- [Requirement]: Copy all of the following material line for line, with no changes.

--- Provided information ---

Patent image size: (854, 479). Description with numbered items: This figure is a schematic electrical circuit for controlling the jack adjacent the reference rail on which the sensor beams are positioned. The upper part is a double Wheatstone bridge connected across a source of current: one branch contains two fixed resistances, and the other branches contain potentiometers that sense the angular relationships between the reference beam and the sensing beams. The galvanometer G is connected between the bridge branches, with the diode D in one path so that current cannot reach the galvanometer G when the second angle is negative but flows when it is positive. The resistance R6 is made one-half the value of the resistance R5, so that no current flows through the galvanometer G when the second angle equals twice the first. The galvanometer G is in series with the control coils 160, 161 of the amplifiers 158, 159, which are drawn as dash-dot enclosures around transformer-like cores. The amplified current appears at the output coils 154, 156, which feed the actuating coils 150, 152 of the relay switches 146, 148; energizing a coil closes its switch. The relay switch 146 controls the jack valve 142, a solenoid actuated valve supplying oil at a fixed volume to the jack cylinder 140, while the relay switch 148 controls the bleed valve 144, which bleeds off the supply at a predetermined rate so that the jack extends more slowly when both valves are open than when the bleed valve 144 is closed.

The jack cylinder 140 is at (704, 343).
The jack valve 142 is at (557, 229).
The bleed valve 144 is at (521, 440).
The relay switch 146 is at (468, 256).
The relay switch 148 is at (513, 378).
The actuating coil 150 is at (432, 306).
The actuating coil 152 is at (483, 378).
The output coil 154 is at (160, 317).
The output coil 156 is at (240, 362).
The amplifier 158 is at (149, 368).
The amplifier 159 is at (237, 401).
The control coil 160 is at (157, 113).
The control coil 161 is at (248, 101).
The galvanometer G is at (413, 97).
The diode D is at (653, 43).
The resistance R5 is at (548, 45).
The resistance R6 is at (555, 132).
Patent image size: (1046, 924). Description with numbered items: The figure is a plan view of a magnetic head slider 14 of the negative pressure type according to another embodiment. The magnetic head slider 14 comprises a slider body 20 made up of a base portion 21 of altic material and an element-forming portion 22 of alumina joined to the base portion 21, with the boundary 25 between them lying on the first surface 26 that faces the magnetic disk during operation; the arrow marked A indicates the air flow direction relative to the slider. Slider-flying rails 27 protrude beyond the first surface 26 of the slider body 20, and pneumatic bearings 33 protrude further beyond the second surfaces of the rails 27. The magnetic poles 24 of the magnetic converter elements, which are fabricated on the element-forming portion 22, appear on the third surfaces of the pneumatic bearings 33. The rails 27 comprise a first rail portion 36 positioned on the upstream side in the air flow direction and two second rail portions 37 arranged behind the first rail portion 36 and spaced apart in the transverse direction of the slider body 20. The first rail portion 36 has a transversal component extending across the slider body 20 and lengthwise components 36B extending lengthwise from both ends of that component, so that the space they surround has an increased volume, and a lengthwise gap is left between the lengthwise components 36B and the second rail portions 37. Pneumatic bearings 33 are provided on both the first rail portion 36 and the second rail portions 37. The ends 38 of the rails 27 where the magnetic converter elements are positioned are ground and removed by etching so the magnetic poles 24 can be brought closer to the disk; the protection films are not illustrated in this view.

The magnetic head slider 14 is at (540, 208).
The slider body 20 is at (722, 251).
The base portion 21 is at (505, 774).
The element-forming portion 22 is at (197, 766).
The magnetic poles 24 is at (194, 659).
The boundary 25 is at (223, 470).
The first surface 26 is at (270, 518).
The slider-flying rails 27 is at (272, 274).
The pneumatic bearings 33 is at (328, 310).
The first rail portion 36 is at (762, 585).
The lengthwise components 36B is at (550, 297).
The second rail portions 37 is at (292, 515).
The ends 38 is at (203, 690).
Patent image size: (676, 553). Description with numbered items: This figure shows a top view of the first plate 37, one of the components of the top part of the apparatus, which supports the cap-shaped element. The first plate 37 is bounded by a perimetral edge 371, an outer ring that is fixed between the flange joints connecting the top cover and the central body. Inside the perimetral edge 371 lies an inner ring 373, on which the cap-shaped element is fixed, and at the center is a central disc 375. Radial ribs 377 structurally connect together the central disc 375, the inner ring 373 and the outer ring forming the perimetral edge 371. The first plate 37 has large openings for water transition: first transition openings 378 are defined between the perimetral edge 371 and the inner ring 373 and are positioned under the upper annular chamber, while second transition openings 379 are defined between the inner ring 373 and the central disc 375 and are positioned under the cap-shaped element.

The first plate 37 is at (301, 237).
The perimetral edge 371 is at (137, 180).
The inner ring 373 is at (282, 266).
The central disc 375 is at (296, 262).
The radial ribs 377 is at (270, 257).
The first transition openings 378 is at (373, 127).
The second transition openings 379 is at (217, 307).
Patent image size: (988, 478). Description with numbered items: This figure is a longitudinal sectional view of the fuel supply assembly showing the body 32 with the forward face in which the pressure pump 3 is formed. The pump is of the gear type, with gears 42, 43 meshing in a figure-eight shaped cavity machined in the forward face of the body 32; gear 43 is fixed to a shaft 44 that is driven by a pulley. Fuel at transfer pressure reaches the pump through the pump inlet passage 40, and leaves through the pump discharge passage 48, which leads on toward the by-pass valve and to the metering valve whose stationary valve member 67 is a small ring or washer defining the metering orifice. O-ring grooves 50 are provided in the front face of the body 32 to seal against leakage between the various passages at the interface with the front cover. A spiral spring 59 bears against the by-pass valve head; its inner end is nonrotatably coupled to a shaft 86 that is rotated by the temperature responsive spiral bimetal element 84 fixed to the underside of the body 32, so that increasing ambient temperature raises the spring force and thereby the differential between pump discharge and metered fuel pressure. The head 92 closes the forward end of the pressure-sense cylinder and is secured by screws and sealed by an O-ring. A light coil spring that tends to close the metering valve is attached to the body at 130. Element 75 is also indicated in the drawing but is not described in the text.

---

- [Solution to the exercise]:
Patent image size: (854, 479). Description with numbered items: This figure is a schematic electrical circuit for controlling the jack adjacent the reference rail on which the sensor beams are positioned. The upper part is a double Wheatstone bridge connected across a source of current: one branch contains two fixed resistances, and the other branches contain potentiometers that sense the angular relationships between the reference beam and the sensing beams. The galvanometer G is connected between the bridge branches, with the diode D in one path so that current cannot reach the galvanometer G when the second angle is negative but flows when it is positive. The resistance R6 is made one-half the value of the resistance R5, so that no current flows through the galvanometer G when the second angle equals twice the first. The galvanometer G is in series with the control coils 160, 161 of the amplifiers 158, 159, which are drawn as dash-dot enclosures around transformer-like cores. The amplified current appears at the output coils 154, 156, which feed the actuating coils 150, 152 of the relay switches 146, 148; energizing a coil closes its switch. The relay switch 146 controls the jack valve 142, a solenoid actuated valve supplying oil at a fixed volume to the jack cylinder 140, while the relay switch 148 controls the bleed valve 144, which bleeds off the supply at a predetermined rate so that the jack extends more slowly when both valves are open than when the bleed valve 144 is closed.

The jack cylinder 140 is at (704, 343).
The jack valve 142 is at (557, 229).
The bleed valve 144 is at (521, 440).
The relay switch 146 is at (468, 256).
The relay switch 148 is at (513, 378).
The actuating coil 150 is at (432, 306).
The actuating coil 152 is at (483, 378).
The output coil 154 is at (160, 317).
The output coil 156 is at (240, 362).
The amplifier 158 is at (149, 368).
The amplifier 159 is at (237, 401).
The control coil 160 is at (157, 113).
The control coil 161 is at (248, 101).
The galvanometer G is at (413, 97).
The diode D is at (653, 43).
The resistance R5 is at (548, 45).
The resistance R6 is at (555, 132).
Patent image size: (1046, 924). Description with numbered items: The figure is a plan view of a magnetic head slider 14 of the negative pressure type according to another embodiment. The magnetic head slider 14 comprises a slider body 20 made up of a base portion 21 of altic material and an element-forming portion 22 of alumina joined to the base portion 21, with the boundary 25 between them lying on the first surface 26 that faces the magnetic disk during operation; the arrow marked A indicates the air flow direction relative to the slider. Slider-flying rails 27 protrude beyond the first surface 26 of the slider body 20, and pneumatic bearings 33 protrude further beyond the second surfaces of the rails 27. The magnetic poles 24 of the magnetic converter elements, which are fabricated on the element-forming portion 22, appear on the third surfaces of the pneumatic bearings 33. The rails 27 comprise a first rail portion 36 positioned on the upstream side in the air flow direction and two second rail portions 37 arranged behind the first rail portion 36 and spaced apart in the transverse direction of the slider body 20. The first rail portion 36 has a transversal component extending across the slider body 20 and lengthwise components 36B extending lengthwise from both ends of that component, so that the space they surround has an increased volume, and a lengthwise gap is left between the lengthwise components 36B and the second rail portions 37. Pneumatic bearings 33 are provided on both the first rail portion 36 and the second rail portions 37. The ends 38 of the rails 27 where the magnetic converter elements are positioned are ground and removed by etching so the magnetic poles 24 can be brought closer to the disk; the protection films are not illustrated in this view.

The magnetic head slider 14 is at (540, 208).
The slider body 20 is at (722, 251).
The base portion 21 is at (505, 774).
The element-forming portion 22 is at (197, 766).
The magnetic poles 24 is at (194, 659).
The boundary 25 is at (223, 470).
The first surface 26 is at (270, 518).
The slider-flying rails 27 is at (272, 274).
The pneumatic bearings 33 is at (328, 310).
The first rail portion 36 is at (762, 585).
The lengthwise components 36B is at (550, 297).
The second rail portions 37 is at (292, 515).
The ends 38 is at (203, 690).
Patent image size: (676, 553). Description with numbered items: This figure shows a top view of the first plate 37, one of the components of the top part of the apparatus, which supports the cap-shaped element. The first plate 37 is bounded by a perimetral edge 371, an outer ring that is fixed between the flange joints connecting the top cover and the central body. Inside the perimetral edge 371 lies an inner ring 373, on which the cap-shaped element is fixed, and at the center is a central disc 375. Radial ribs 377 structurally connect together the central disc 375, the inner ring 373 and the outer ring forming the perimetral edge 371. The first plate 37 has large openings for water transition: first transition openings 378 are defined between the perimetral edge 371 and the inner ring 373 and are positioned under the upper annular chamber, while second transition openings 379 are defined between the inner ring 373 and the central disc 375 and are positioned under the cap-shaped element.

The first plate 37 is at (301, 237).
The perimetral edge 371 is at (137, 180).
The inner ring 373 is at (282, 266).
The central disc 375 is at (296, 262).
The radial ribs 377 is at (270, 257).
The first transition openings 378 is at (373, 127).
The second transition openings 379 is at (217, 307).
Patent image size: (988, 478). Description with numbered items: This figure is a longitudinal sectional view of the fuel supply assembly showing the body 32 with the forward face in which the pressure pump 3 is formed. The pump is of the gear type, with gears 42, 43 meshing in a figure-eight shaped cavity machined in the forward face of the body 32; gear 43 is fixed to a shaft 44 that is driven by a pulley. Fuel at transfer pressure reaches the pump through the pump inlet passage 40, and leaves through the pump discharge passage 48, which leads on toward the by-pass valve and to the metering valve whose stationary valve member 67 is a small ring or washer defining the metering orifice. O-ring grooves 50 are provided in the front face of the body 32 to seal against leakage between the various passages at the interface with the front cover. A spiral spring 59 bears against the by-pass valve head; its inner end is nonrotatably coupled to a shaft 86 that is rotated by the temperature responsive spiral bimetal element 84 fixed to the underside of the body 32, so that increasing ambient temperature raises the spring force and thereby the differential between pump discharge and metered fuel pressure. The head 92 closes the forward end of the pressure-sense cylinder and is secured by screws and sealed by an O-ring. A light coil spring that tends to close the metering valve is attached to the body at 130. Element 75 is also indicated in the drawing but is not described in the text.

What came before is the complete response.